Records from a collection
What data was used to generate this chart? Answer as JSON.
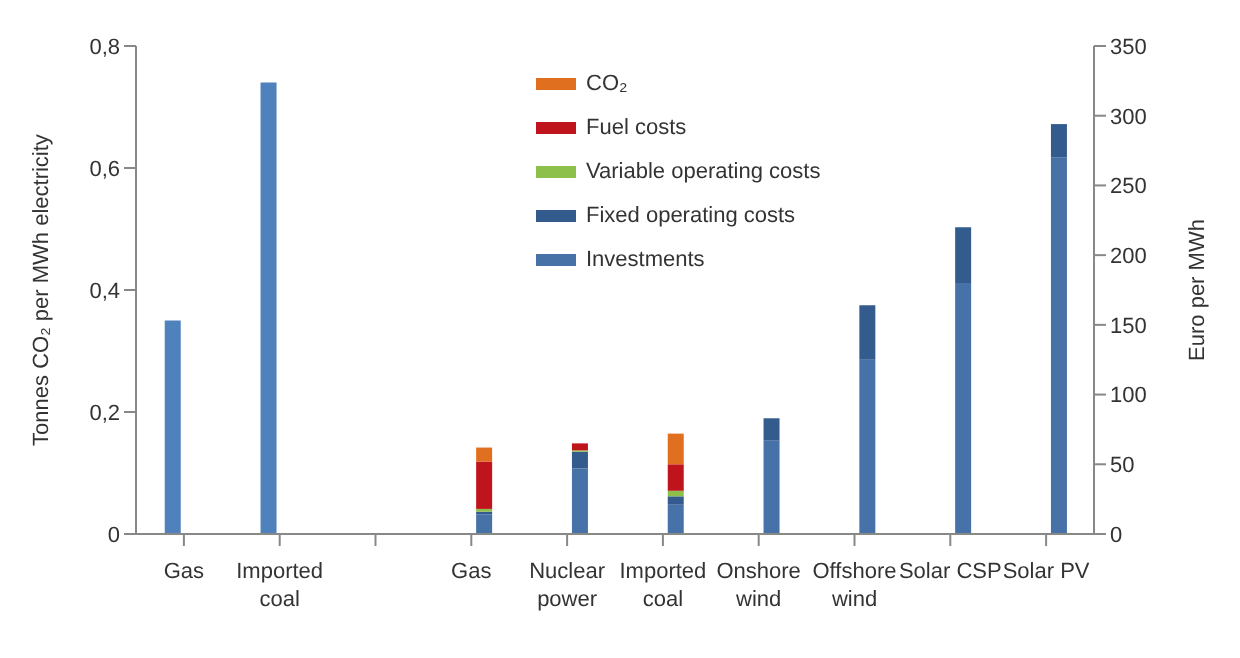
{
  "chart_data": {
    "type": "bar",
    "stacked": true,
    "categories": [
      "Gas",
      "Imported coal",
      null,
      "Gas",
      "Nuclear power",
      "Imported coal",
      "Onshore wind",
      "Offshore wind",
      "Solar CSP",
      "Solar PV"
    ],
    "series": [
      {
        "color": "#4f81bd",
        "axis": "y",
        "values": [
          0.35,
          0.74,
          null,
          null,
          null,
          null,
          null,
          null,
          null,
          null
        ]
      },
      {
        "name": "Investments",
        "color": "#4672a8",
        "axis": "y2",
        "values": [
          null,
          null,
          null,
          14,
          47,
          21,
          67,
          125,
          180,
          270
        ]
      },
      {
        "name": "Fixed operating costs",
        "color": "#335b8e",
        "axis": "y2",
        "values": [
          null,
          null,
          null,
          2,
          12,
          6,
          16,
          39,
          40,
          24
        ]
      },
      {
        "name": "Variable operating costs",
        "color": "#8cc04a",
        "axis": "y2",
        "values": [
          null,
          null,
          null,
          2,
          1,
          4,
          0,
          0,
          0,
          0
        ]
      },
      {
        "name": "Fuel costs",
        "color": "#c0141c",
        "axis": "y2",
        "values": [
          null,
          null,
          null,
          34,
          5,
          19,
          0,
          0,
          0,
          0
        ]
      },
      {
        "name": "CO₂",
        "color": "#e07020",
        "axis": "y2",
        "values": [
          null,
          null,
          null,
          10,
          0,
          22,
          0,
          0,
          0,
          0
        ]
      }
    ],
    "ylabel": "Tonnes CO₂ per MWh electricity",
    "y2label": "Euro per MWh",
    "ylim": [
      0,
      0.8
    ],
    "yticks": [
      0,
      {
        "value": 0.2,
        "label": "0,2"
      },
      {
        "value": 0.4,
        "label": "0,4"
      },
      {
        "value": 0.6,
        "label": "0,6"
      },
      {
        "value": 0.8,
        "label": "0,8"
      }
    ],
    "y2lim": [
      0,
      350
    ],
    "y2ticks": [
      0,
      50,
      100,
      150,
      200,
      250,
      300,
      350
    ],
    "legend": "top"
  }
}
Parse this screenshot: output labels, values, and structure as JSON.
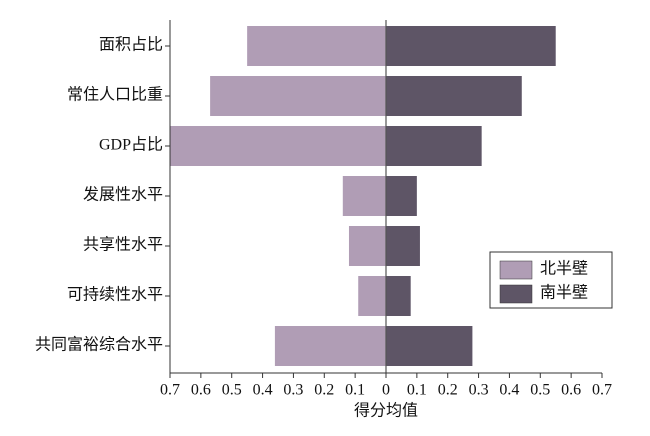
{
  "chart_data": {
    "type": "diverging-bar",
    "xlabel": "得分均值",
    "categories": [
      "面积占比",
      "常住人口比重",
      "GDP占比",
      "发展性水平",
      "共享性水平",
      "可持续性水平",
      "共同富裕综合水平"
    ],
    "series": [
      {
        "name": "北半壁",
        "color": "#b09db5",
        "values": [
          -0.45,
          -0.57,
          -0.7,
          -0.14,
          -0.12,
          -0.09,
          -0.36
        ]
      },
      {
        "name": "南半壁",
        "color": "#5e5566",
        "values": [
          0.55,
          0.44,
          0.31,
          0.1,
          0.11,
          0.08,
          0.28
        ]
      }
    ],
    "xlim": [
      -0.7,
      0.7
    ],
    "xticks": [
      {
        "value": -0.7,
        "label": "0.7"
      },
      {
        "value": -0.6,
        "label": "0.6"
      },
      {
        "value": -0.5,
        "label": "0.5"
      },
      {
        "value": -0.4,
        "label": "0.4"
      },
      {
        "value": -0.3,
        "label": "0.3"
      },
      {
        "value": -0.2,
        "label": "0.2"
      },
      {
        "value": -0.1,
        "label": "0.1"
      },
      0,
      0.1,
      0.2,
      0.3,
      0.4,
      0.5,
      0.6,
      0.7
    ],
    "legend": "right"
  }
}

YOUR TASK:
Give nothing but the number of lines containing the string "name".

RESULT OF THE TASK:
7